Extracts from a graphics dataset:

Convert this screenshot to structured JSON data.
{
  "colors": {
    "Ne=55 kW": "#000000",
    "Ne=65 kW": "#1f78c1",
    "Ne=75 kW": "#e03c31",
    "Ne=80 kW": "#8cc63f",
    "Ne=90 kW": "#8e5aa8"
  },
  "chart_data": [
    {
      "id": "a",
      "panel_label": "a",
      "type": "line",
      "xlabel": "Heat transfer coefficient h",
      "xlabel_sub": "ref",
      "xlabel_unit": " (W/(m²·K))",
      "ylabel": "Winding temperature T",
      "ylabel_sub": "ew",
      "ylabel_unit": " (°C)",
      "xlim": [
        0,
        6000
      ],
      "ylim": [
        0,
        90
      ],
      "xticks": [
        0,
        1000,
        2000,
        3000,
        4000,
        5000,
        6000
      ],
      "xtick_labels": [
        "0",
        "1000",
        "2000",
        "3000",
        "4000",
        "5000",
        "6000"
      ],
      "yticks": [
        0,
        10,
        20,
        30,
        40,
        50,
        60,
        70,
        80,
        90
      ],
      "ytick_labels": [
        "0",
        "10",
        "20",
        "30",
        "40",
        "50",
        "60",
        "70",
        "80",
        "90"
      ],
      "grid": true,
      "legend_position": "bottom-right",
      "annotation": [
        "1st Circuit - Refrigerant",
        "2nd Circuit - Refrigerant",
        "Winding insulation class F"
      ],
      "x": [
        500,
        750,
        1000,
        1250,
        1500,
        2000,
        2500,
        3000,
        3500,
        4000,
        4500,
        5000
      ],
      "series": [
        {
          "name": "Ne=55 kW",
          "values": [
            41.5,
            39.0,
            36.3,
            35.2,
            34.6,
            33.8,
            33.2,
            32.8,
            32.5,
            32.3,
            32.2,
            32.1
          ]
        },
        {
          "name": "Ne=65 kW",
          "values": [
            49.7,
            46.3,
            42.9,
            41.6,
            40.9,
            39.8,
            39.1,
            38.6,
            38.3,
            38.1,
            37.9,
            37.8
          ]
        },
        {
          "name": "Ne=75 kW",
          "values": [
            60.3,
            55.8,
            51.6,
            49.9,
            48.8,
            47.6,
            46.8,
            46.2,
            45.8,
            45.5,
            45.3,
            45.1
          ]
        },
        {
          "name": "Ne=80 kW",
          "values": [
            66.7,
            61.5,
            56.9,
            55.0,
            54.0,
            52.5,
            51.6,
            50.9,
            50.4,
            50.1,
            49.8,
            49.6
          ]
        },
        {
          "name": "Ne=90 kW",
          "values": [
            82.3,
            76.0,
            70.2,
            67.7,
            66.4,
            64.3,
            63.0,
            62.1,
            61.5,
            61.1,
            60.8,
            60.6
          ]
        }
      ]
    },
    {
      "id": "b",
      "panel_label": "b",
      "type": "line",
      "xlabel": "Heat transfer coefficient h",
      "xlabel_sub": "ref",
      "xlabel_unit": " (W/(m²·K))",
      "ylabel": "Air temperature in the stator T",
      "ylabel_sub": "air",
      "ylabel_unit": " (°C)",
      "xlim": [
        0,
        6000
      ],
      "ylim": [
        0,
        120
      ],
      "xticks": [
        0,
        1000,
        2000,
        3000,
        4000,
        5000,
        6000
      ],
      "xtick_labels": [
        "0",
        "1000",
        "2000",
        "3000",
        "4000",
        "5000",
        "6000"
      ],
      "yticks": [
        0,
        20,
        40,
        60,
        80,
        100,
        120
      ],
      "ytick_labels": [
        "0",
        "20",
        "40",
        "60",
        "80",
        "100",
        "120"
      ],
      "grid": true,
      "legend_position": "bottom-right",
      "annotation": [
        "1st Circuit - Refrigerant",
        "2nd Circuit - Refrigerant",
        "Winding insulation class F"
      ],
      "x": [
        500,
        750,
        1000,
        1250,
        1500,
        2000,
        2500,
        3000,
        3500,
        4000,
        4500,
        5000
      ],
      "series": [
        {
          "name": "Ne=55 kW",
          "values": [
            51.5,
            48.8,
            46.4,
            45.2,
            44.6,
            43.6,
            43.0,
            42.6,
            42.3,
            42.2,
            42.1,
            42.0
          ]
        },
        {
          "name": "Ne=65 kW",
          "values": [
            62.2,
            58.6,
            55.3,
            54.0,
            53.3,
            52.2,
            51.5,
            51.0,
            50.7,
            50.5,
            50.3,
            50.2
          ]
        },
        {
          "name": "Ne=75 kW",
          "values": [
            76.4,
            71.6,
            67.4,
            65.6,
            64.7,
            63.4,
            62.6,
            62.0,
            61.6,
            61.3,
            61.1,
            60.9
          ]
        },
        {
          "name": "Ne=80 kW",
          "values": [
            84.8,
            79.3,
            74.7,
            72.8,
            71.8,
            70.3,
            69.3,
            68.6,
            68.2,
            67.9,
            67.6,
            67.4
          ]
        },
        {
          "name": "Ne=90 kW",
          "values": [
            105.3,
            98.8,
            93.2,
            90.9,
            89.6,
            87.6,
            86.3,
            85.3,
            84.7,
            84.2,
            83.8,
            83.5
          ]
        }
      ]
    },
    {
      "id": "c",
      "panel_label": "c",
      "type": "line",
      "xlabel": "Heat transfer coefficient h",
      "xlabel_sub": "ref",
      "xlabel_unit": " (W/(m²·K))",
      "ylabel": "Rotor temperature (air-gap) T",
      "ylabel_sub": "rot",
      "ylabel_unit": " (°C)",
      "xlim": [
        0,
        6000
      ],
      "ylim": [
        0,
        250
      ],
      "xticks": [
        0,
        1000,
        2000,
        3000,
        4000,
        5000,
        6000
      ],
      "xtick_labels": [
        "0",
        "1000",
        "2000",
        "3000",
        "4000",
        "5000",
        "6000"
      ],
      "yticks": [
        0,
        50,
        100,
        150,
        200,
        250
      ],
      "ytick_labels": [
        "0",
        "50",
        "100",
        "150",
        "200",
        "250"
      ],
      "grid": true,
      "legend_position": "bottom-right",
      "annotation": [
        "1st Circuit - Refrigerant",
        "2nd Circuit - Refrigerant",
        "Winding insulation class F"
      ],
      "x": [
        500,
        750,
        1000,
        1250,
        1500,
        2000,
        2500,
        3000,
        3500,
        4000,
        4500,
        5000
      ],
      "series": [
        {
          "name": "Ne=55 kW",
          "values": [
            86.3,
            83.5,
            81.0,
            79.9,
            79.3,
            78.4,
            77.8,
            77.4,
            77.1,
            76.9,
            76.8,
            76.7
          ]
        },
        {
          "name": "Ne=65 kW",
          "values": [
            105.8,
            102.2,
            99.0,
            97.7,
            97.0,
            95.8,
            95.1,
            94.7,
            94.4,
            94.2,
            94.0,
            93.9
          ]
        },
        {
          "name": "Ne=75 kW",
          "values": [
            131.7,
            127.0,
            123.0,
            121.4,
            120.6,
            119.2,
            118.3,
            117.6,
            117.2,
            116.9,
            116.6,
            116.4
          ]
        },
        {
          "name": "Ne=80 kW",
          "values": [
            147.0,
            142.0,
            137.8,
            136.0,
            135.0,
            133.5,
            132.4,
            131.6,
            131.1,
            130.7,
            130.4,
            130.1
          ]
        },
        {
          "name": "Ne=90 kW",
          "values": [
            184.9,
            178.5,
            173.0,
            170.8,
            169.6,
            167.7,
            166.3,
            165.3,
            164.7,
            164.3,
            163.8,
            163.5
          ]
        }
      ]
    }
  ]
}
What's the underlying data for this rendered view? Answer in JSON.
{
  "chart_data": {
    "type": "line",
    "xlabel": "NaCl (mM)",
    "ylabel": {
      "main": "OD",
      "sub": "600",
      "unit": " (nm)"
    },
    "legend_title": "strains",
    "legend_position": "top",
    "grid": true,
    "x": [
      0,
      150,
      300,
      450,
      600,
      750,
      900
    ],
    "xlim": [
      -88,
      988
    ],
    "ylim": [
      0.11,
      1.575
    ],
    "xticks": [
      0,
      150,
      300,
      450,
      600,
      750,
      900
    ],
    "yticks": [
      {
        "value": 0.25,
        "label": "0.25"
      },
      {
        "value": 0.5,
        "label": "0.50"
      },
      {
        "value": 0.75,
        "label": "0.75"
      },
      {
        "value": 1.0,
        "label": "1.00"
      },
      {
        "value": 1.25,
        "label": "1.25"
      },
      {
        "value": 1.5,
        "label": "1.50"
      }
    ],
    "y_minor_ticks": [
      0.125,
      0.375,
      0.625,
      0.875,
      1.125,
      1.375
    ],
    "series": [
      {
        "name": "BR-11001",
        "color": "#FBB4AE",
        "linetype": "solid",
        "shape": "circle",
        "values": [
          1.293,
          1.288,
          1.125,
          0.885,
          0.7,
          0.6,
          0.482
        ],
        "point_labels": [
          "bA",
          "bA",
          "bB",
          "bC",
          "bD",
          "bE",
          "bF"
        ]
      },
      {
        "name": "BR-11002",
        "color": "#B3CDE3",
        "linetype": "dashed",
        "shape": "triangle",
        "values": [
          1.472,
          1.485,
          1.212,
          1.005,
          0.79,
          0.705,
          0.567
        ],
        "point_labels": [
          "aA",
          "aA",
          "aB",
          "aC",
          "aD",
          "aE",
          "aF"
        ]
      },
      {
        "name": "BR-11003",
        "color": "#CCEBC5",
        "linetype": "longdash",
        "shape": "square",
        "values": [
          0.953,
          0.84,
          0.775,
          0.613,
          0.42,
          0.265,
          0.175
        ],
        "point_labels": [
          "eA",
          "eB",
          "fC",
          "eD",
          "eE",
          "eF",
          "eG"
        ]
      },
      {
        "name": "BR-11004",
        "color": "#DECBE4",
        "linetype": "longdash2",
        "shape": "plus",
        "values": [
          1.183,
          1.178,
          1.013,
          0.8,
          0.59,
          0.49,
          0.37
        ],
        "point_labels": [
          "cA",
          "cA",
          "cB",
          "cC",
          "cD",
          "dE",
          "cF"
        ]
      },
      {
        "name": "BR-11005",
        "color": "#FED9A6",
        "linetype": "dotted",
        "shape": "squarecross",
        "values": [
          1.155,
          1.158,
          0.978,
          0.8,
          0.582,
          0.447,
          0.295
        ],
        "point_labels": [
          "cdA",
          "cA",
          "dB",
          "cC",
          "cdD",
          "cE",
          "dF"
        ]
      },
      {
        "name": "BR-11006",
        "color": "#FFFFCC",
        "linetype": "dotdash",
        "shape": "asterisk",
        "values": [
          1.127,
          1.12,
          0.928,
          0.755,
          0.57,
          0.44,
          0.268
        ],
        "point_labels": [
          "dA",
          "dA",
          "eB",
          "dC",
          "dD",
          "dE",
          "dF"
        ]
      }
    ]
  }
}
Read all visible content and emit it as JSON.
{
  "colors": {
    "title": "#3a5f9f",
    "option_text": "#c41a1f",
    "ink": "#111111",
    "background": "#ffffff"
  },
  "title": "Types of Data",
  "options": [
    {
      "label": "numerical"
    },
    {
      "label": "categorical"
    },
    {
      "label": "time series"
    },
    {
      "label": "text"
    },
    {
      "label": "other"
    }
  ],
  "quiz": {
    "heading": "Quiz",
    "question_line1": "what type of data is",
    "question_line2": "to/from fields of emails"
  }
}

## [Goal]
Locate "Read all visible content and emit it as JSON." in the material, then quote the line that contains it and all lines after it through the final one.

## [Written solution]
Read all visible content and emit it as JSON.
{
  "colors": {
    "title": "#3a5f9f",
    "option_text": "#c41a1f",
    "ink": "#111111",
    "background": "#ffffff"
  },
  "title": "Types of Data",
  "options": [
    {
      "label": "numerical"
    },
    {
      "label": "categorical"
    },
    {
      "label": "time series"
    },
    {
      "label": "text"
    },
    {
      "label": "other"
    }
  ],
  "quiz": {
    "heading": "Quiz",
    "question_line1": "what type of data is",
    "question_line2": "to/from fields of emails"
  }
}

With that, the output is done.